> _Exercise objective_
Return all of the entries word for word, but omit the pictures they contain.

* * *

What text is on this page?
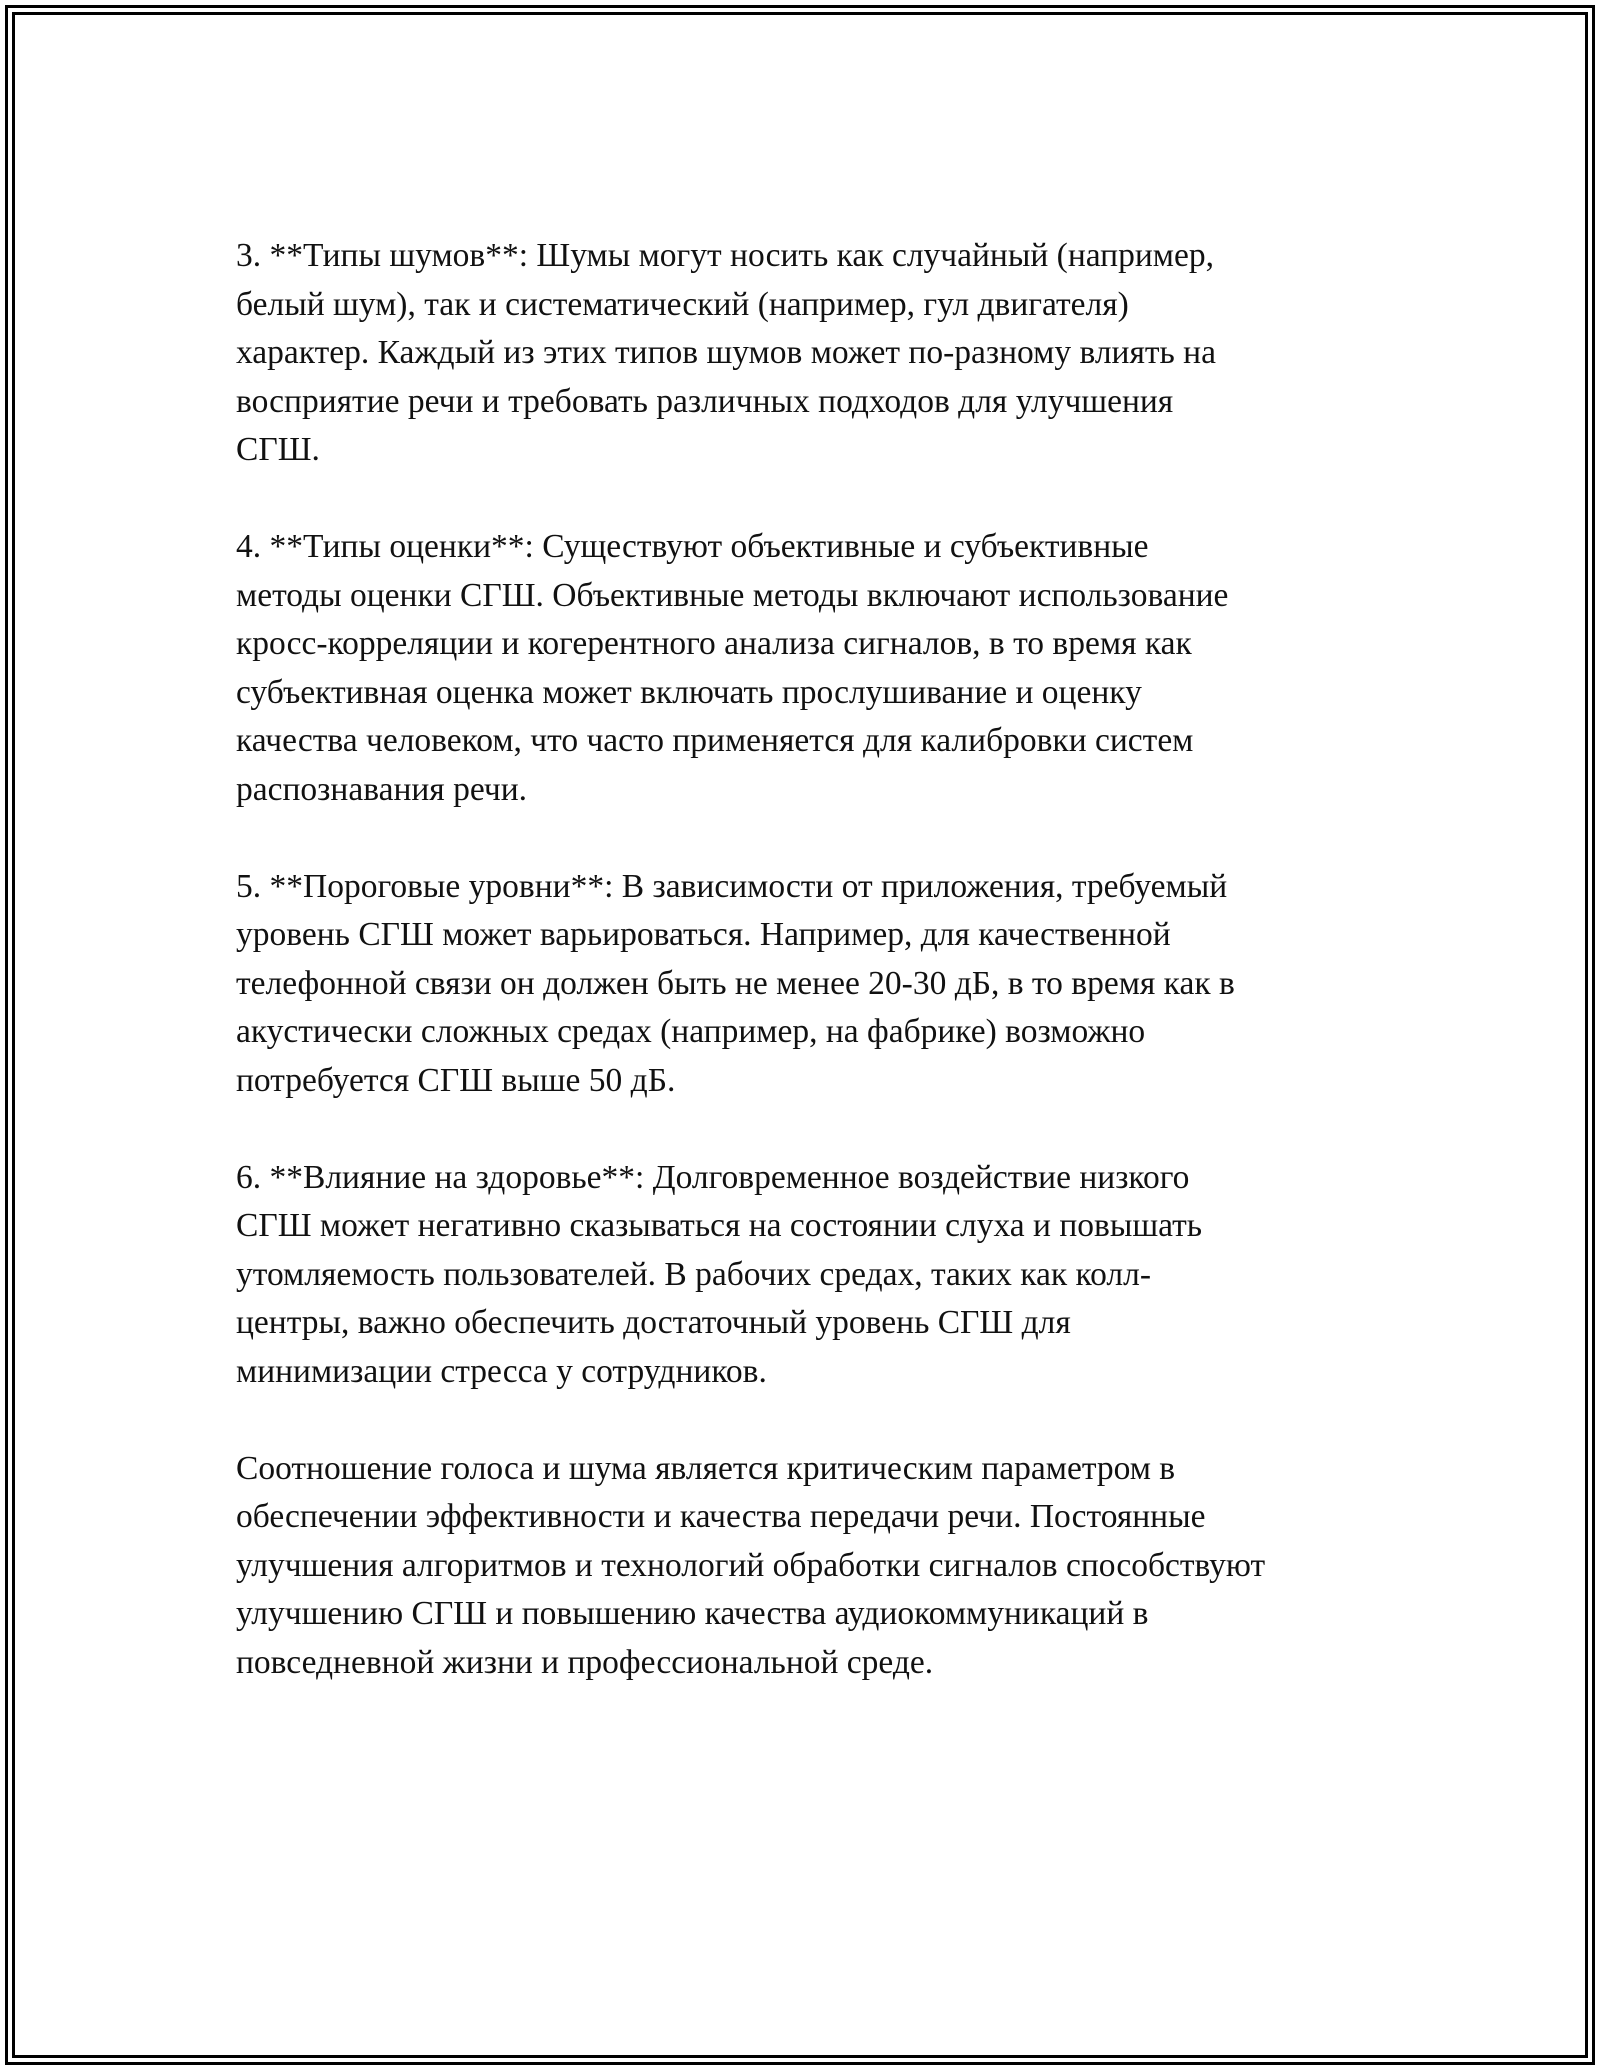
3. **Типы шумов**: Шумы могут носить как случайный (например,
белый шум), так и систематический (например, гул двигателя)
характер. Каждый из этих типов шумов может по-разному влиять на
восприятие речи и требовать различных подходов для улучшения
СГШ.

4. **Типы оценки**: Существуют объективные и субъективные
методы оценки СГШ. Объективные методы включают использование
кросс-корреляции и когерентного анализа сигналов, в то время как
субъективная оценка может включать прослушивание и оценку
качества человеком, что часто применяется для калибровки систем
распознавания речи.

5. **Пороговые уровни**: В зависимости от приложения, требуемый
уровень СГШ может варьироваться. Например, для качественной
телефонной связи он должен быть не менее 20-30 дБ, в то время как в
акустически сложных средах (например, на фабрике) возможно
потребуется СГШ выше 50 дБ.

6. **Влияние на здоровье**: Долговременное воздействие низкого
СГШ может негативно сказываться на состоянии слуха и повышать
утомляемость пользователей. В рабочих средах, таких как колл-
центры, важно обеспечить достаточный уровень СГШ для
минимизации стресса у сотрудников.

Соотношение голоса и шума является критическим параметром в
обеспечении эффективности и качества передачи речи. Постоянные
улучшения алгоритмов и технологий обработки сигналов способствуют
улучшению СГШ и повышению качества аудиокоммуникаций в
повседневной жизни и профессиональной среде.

* * *

> _Solution for this task_
What text is on this page?
3. **Типы шумов**: Шумы могут носить как случайный (например,
белый шум), так и систематический (например, гул двигателя)
характер. Каждый из этих типов шумов может по-разному влиять на
восприятие речи и требовать различных подходов для улучшения
СГШ.

4. **Типы оценки**: Существуют объективные и субъективные
методы оценки СГШ. Объективные методы включают использование
кросс-корреляции и когерентного анализа сигналов, в то время как
субъективная оценка может включать прослушивание и оценку
качества человеком, что часто применяется для калибровки систем
распознавания речи.

5. **Пороговые уровни**: В зависимости от приложения, требуемый
уровень СГШ может варьироваться. Например, для качественной
телефонной связи он должен быть не менее 20-30 дБ, в то время как в
акустически сложных средах (например, на фабрике) возможно
потребуется СГШ выше 50 дБ.

6. **Влияние на здоровье**: Долговременное воздействие низкого
СГШ может негативно сказываться на состоянии слуха и повышать
утомляемость пользователей. В рабочих средах, таких как колл-
центры, важно обеспечить достаточный уровень СГШ для
минимизации стресса у сотрудников.

Соотношение голоса и шума является критическим параметром в
обеспечении эффективности и качества передачи речи. Постоянные
улучшения алгоритмов и технологий обработки сигналов способствуют
улучшению СГШ и повышению качества аудиокоммуникаций в
повседневной жизни и профессиональной среде.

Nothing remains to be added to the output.